_Requirements_: Read the records below and copy each line that contains "team".

** BEGIN Records for this exercise **

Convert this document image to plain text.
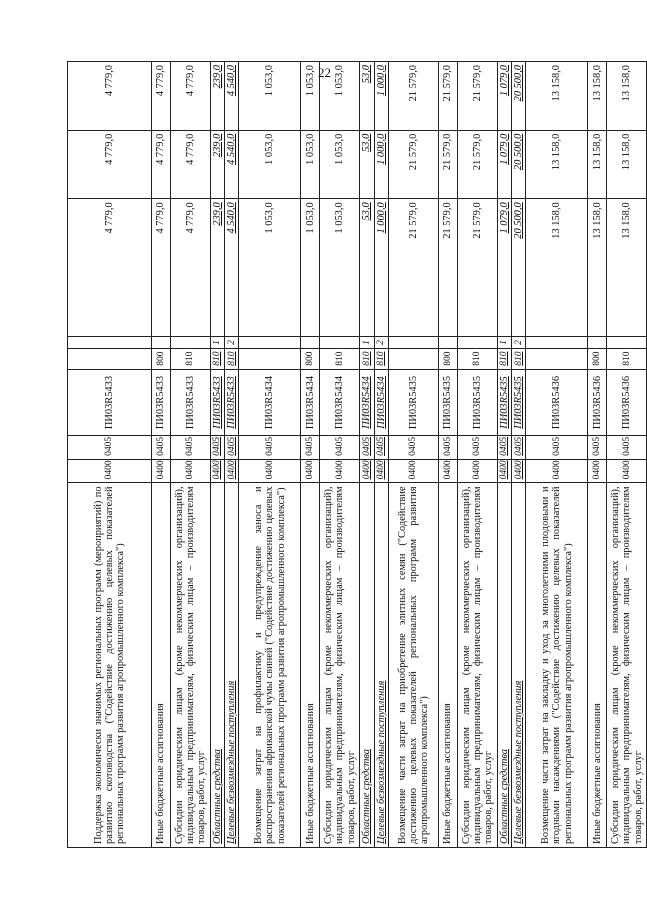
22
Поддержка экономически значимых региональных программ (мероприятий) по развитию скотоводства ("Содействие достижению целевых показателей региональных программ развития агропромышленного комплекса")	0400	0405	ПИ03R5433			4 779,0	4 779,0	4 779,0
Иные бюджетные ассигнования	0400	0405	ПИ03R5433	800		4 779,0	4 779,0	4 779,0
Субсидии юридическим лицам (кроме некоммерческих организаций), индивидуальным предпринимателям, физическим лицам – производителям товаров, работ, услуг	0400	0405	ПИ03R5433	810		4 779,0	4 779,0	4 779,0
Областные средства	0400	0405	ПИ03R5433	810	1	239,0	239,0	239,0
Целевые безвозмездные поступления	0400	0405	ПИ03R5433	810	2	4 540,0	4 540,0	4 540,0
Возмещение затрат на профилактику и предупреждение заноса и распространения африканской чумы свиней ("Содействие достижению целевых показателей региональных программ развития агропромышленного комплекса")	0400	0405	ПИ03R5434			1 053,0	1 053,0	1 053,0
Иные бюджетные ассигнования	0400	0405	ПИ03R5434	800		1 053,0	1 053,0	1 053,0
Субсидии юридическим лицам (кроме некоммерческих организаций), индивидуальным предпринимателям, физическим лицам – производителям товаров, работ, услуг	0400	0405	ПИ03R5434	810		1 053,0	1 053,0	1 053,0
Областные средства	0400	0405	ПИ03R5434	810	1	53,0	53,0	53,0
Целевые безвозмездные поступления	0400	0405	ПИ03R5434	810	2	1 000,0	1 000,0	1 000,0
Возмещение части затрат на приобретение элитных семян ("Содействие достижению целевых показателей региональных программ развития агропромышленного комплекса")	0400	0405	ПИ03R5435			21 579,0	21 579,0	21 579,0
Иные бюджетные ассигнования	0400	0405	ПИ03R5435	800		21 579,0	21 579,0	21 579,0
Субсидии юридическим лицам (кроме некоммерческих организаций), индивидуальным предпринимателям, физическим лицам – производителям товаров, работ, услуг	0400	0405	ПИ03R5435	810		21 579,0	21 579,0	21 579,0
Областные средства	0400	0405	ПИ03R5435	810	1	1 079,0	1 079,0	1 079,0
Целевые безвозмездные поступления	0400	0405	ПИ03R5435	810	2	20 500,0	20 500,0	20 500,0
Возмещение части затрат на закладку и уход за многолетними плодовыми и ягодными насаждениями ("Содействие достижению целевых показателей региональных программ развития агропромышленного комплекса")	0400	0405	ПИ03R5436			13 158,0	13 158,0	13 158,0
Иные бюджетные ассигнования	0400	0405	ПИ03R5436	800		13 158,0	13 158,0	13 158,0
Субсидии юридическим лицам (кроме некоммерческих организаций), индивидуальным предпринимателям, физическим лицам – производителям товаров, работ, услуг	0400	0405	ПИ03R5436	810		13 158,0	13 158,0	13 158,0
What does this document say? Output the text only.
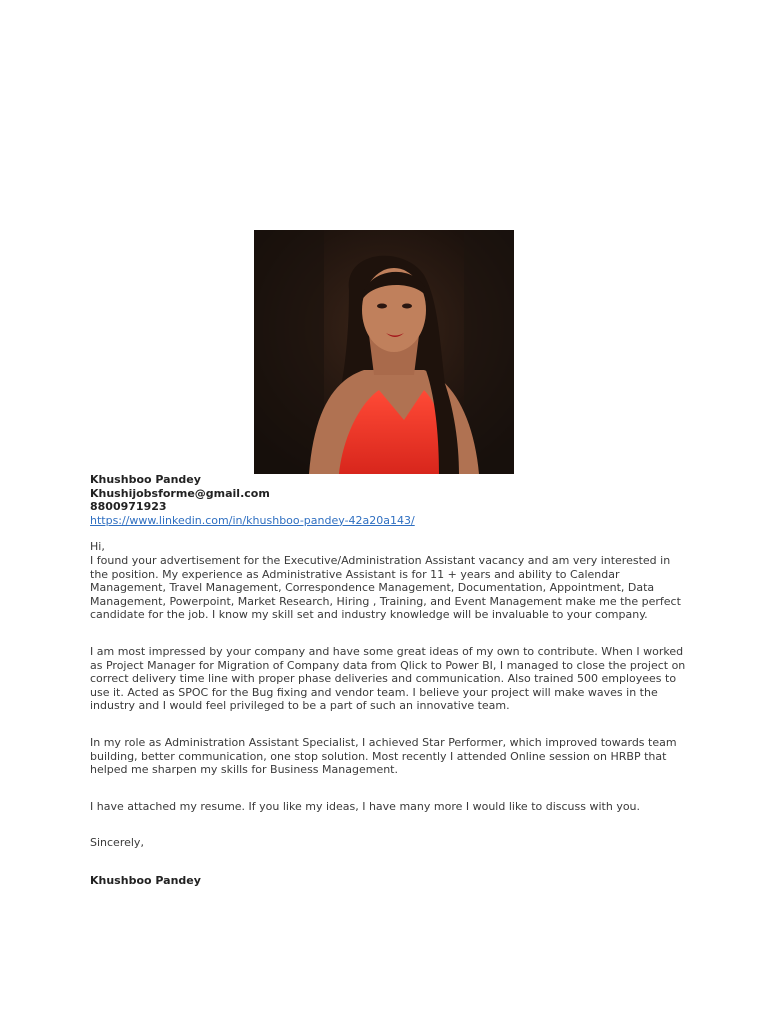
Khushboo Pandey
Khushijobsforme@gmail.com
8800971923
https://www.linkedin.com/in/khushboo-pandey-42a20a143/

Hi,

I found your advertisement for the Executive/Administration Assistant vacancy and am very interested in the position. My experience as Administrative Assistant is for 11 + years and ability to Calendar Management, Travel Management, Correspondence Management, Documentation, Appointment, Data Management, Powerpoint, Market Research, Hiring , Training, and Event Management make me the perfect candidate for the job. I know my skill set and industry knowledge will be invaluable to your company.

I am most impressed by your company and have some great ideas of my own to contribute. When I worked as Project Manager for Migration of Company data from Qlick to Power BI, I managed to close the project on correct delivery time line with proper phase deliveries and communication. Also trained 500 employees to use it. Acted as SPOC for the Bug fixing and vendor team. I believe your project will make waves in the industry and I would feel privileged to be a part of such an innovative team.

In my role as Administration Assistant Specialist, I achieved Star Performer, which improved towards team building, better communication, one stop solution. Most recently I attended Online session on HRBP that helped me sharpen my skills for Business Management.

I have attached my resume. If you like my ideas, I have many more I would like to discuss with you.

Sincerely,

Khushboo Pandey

** END Records for this exercise **

_Final result_:
I am most impressed by your company and have some great ideas of my own to contribute. When I worked as Project Manager for Migration of Company data from Qlick to Power BI, I managed to close the project on correct delivery time line with proper phase deliveries and communication. Also trained 500 employees to use it. Acted as SPOC for the Bug fixing and vendor team. I believe your project will make waves in the industry and I would feel privileged to be a part of such an innovative team.
In my role as Administration Assistant Specialist, I achieved Star Performer, which improved towards team building, better communication, one stop solution. Most recently I attended Online session on HRBP that helped me sharpen my skills for Business Management.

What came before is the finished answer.